--- START EXCERPTED DATA ---
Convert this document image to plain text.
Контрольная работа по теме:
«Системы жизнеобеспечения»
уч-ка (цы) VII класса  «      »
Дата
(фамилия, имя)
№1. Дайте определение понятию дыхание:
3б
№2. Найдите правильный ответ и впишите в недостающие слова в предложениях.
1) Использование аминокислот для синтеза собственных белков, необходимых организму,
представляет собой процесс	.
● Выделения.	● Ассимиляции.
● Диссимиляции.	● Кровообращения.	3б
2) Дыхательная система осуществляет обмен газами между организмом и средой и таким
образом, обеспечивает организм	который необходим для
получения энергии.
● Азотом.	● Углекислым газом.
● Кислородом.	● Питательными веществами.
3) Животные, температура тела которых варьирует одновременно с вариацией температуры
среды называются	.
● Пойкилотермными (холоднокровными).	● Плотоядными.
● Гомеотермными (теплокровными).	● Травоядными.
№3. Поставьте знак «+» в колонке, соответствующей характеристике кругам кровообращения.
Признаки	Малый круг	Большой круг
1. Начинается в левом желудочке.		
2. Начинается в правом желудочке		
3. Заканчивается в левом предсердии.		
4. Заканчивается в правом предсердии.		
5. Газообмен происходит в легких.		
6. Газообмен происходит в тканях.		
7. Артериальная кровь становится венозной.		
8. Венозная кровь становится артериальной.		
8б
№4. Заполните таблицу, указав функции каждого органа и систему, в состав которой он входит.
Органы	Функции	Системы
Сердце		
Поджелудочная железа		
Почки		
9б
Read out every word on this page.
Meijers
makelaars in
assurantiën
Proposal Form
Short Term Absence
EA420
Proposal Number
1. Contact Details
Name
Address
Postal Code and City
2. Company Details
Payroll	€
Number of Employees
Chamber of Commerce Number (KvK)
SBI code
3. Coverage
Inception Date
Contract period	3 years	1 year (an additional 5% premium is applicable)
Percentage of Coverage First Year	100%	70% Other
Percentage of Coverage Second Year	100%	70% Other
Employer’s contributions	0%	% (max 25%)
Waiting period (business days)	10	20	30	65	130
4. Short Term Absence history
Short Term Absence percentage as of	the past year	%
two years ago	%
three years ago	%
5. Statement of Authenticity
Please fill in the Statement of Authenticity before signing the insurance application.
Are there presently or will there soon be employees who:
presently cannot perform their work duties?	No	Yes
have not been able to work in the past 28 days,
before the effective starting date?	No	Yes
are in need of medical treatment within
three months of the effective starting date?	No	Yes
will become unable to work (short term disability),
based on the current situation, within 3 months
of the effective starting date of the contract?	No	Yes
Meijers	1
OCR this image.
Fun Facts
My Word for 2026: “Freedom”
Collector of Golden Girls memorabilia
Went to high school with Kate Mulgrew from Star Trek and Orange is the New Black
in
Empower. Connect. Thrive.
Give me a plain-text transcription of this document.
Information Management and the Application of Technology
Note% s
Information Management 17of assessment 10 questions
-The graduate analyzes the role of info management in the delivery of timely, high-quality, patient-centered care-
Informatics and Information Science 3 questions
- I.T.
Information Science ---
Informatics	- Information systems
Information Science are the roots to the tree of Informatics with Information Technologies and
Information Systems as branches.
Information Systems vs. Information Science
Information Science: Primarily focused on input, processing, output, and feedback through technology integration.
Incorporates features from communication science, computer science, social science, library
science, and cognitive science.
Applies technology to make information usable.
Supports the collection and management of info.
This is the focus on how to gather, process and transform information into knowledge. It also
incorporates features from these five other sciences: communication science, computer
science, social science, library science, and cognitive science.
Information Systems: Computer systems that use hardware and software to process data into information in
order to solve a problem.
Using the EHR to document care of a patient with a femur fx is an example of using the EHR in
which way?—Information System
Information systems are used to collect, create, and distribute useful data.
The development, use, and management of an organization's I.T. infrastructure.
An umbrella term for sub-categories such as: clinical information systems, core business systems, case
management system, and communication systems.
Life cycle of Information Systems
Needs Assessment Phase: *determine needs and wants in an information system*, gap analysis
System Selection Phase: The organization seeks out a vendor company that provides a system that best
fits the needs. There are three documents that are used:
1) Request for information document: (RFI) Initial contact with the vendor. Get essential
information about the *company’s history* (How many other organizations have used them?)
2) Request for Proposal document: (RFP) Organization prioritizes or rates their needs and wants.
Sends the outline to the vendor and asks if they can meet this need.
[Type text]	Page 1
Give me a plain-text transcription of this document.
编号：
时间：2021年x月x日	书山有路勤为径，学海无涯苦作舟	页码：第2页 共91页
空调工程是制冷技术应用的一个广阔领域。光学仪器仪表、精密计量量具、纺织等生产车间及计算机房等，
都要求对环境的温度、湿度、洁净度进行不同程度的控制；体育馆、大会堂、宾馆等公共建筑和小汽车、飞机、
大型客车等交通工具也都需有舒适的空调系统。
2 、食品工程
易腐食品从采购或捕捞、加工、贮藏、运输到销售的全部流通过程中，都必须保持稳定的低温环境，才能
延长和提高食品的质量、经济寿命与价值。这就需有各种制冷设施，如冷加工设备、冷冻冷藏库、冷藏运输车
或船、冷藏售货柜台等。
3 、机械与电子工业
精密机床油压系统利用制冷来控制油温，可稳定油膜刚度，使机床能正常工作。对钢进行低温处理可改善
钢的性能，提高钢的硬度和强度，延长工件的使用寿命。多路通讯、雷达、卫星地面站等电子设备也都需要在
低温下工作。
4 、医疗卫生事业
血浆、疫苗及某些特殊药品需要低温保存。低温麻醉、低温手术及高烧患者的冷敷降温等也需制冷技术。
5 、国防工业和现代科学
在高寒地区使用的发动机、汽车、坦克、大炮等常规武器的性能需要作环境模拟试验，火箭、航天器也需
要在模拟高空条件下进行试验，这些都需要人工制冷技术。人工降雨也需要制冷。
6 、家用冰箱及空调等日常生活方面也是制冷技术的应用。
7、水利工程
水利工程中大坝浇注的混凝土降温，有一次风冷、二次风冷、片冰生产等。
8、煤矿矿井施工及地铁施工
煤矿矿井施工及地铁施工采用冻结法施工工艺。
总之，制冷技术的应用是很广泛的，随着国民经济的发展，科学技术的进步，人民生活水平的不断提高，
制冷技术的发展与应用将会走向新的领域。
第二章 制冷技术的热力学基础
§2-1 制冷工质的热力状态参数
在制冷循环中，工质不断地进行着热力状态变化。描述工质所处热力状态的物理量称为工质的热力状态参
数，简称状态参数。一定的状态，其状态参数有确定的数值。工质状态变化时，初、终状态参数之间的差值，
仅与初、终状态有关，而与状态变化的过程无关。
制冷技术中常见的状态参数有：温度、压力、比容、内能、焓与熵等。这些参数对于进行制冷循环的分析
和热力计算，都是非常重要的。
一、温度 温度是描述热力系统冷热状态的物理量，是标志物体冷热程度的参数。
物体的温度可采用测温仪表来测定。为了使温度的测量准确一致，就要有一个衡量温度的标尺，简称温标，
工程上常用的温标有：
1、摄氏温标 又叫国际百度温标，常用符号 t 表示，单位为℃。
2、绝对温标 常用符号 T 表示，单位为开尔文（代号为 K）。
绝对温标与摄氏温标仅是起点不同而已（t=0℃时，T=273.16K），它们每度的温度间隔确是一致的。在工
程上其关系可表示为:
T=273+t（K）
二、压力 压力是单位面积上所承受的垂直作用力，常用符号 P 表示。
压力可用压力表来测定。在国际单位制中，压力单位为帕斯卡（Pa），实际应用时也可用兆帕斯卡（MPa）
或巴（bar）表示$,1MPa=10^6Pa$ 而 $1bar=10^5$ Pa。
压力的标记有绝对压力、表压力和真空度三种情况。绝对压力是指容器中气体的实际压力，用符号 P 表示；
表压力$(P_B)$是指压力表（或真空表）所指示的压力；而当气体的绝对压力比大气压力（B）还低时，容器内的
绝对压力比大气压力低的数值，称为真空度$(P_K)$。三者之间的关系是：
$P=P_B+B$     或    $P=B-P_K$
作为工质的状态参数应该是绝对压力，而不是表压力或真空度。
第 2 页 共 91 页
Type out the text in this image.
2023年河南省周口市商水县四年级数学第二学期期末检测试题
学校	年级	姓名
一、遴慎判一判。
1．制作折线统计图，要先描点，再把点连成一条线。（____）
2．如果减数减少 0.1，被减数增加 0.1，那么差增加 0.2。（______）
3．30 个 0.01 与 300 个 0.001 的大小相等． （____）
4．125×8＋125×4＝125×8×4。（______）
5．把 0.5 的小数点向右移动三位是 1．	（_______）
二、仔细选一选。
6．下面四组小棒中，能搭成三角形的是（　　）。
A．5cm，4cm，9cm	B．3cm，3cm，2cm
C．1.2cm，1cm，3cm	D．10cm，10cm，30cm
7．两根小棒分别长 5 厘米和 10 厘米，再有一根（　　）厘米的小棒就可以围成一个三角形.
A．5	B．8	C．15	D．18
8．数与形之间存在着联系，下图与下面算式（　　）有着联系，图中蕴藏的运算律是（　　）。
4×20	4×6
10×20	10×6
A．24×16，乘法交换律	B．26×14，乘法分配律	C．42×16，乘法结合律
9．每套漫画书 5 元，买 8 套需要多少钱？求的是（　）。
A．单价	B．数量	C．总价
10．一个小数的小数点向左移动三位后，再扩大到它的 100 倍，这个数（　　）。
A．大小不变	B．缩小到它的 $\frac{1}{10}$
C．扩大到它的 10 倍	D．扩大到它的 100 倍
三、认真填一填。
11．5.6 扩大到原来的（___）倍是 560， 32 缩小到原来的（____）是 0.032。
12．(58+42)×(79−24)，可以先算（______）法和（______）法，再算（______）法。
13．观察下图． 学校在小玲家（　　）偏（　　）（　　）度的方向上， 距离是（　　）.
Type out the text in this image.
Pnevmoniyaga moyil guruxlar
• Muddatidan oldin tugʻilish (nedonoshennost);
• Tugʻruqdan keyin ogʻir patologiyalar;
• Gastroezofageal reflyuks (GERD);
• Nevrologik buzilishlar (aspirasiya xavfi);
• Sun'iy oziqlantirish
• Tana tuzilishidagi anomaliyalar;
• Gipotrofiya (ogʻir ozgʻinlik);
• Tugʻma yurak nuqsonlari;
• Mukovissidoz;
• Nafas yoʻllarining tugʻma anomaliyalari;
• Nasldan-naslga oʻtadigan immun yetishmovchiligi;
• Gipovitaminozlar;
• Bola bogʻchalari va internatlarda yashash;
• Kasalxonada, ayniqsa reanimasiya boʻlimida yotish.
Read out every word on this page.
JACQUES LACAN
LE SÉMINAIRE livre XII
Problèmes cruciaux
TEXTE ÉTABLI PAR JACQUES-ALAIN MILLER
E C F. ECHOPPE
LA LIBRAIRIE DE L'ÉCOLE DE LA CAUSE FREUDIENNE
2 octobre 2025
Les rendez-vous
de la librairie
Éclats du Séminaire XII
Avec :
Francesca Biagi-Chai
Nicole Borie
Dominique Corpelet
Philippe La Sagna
--- END EXCERPTED DATA ---
### WHAT THE EXERCISE ASKS
Output nothing but the number of lines in the data containing the string "правом".

### OUTPUT
2